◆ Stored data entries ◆
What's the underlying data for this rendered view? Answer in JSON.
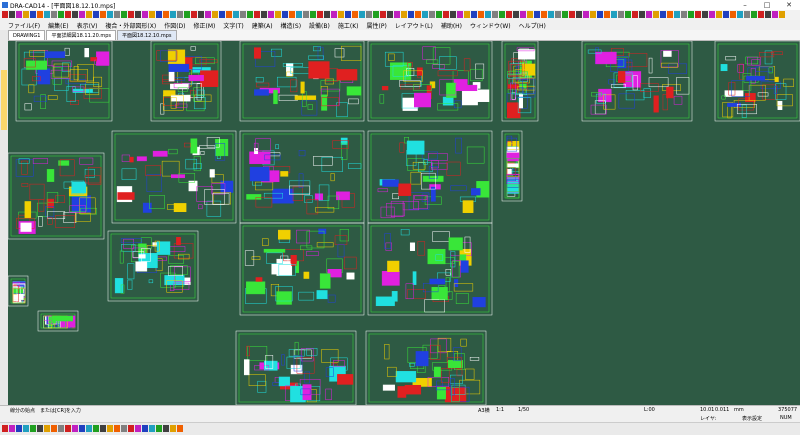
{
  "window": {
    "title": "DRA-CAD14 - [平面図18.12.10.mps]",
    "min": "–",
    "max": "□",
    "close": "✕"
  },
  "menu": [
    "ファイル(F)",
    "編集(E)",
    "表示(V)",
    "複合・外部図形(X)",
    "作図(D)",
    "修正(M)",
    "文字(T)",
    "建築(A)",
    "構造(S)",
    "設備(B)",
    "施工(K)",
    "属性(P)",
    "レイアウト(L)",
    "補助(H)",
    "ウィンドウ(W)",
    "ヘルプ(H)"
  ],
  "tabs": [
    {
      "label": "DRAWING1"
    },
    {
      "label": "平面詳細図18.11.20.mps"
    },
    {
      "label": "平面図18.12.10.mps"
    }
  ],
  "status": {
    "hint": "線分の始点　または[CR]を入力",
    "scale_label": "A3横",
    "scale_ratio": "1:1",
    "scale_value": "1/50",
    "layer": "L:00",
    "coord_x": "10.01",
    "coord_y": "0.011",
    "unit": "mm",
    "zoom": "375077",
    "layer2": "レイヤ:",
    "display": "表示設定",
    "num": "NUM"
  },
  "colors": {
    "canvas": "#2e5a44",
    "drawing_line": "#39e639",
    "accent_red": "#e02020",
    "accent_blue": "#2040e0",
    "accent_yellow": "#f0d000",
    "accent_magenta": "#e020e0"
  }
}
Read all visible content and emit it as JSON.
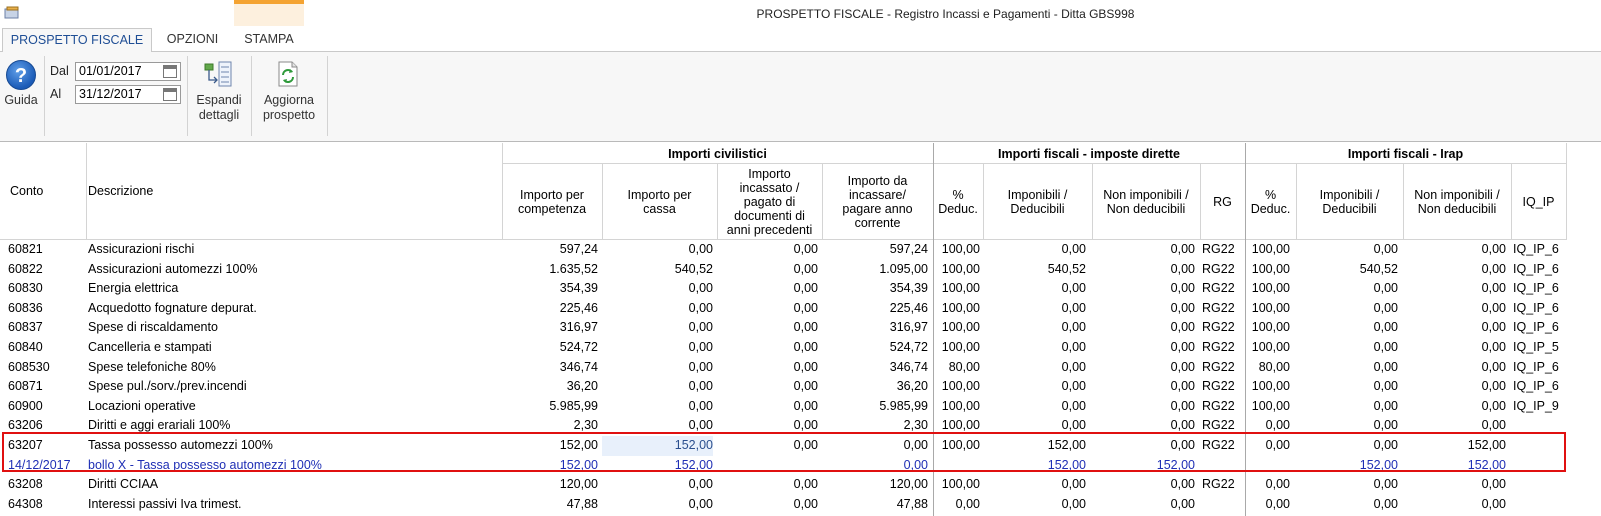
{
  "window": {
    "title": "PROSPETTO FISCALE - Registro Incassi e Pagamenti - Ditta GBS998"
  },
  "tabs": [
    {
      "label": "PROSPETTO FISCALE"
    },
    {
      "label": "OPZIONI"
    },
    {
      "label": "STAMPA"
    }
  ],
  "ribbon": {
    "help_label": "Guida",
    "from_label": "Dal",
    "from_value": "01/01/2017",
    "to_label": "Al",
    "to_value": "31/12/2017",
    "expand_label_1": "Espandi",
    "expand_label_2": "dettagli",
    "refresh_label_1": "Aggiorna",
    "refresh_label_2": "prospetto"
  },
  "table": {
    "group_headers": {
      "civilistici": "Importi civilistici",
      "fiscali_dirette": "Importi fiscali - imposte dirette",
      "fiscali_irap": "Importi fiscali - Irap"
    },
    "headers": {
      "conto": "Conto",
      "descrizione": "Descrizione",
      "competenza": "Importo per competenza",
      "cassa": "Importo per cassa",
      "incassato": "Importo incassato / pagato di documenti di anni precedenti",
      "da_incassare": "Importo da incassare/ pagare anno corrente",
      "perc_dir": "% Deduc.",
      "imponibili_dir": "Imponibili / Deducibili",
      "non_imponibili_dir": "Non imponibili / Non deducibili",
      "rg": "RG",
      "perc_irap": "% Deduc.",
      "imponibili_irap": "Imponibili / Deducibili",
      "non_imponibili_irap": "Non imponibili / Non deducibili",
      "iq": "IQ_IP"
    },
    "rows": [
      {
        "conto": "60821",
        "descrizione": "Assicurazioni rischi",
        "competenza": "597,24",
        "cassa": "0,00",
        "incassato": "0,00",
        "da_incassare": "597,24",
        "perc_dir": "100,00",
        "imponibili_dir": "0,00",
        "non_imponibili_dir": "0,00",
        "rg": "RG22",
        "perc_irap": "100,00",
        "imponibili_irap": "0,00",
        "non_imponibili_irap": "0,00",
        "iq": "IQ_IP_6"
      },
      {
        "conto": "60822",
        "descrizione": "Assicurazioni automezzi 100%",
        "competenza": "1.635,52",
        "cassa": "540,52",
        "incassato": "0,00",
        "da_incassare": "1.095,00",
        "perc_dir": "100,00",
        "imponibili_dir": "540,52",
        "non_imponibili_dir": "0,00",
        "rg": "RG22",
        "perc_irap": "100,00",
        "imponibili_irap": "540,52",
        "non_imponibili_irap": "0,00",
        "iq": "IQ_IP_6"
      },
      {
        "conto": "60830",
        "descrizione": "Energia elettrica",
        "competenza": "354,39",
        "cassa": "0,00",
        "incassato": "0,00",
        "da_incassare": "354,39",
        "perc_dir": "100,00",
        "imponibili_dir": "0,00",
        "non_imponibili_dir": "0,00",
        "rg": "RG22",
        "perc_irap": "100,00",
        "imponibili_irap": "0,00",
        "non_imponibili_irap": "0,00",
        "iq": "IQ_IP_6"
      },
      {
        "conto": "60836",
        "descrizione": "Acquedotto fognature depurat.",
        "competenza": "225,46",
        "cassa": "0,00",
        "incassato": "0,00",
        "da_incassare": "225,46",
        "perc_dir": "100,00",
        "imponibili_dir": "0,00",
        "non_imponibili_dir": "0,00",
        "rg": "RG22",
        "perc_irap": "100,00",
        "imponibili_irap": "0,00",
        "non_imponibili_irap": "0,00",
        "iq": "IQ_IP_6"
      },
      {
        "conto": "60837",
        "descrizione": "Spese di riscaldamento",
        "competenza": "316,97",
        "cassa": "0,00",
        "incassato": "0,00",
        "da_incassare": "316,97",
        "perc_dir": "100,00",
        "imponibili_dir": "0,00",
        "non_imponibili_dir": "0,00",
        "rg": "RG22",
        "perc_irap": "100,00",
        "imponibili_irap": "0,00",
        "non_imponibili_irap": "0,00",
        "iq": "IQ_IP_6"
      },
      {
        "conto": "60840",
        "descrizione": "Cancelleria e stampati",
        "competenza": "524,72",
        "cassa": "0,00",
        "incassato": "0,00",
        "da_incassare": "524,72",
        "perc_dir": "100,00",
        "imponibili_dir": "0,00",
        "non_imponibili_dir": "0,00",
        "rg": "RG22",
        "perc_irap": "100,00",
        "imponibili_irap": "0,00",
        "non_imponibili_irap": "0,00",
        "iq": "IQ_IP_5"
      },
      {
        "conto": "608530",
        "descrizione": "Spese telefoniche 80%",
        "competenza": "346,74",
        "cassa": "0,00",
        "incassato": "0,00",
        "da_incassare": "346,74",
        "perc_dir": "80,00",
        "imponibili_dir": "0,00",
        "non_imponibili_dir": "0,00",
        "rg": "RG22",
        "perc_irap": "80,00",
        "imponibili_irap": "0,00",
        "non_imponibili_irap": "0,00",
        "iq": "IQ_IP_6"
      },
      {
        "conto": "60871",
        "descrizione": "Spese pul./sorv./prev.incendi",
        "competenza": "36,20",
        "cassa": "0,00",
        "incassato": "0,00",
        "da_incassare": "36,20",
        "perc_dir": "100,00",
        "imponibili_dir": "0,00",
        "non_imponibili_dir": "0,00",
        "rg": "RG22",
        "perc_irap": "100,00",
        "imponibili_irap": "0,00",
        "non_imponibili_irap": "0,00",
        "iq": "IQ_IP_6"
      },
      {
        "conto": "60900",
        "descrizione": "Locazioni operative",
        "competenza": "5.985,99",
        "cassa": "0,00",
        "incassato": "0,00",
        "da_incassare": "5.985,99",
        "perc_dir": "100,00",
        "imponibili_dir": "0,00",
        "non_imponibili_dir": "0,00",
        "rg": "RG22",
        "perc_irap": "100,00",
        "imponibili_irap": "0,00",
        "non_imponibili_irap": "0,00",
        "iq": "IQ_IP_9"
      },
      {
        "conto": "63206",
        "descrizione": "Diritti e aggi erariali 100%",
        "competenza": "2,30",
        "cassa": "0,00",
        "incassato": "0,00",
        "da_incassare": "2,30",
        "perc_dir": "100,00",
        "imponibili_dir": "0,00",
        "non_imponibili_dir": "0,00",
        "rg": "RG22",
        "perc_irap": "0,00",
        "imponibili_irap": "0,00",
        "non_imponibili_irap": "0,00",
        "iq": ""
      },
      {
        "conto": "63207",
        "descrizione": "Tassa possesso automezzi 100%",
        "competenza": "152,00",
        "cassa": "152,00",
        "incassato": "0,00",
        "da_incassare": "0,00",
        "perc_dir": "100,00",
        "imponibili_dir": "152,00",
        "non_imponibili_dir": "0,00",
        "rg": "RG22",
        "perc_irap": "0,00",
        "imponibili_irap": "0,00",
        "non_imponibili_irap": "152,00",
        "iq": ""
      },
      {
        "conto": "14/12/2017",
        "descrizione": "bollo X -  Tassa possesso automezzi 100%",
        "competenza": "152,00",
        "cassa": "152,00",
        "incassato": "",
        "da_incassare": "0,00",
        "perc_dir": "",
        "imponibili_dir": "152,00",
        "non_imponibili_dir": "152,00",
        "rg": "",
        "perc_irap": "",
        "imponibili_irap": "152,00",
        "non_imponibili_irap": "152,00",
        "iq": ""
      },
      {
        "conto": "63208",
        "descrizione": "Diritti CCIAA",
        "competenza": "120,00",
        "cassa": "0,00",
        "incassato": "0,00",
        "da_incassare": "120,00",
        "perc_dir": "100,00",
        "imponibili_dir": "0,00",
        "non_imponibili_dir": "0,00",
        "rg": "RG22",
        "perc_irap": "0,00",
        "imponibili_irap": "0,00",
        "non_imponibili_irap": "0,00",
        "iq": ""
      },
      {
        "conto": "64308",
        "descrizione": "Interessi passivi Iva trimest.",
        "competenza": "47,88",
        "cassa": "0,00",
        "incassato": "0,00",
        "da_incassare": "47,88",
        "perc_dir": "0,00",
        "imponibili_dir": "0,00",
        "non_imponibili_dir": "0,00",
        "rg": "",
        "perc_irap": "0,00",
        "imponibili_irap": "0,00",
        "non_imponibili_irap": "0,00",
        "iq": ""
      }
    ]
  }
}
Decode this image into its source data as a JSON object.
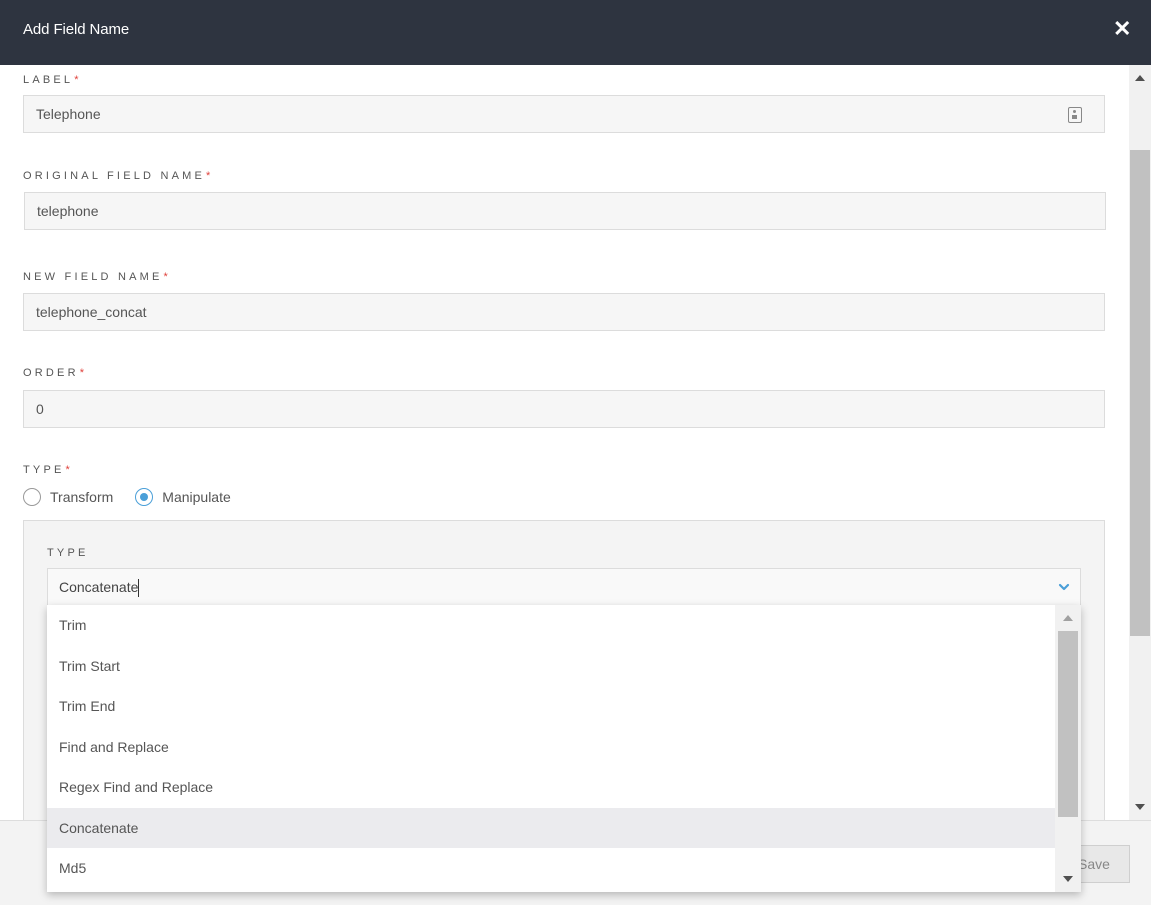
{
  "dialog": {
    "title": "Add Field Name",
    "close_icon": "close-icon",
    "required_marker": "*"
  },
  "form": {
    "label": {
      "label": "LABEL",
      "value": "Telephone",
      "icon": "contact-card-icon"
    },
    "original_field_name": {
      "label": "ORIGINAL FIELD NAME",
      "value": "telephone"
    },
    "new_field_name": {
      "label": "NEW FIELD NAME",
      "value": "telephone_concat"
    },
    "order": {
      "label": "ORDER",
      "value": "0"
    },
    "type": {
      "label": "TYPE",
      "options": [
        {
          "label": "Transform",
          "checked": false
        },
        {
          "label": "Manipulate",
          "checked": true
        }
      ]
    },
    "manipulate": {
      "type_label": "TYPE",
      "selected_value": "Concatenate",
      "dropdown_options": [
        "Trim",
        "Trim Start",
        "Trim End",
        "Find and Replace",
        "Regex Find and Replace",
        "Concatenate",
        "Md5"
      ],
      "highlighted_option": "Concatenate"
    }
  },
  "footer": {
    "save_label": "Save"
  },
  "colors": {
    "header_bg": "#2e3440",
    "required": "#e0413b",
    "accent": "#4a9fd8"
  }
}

◆ Stated task ◆
From the listing above, copy every line that includes the word "Diritti".

◆ Reply to the exercise ◆
        "descrizione": "Diritti e aggi erariali 100%",
        "descrizione": "Diritti CCIAA",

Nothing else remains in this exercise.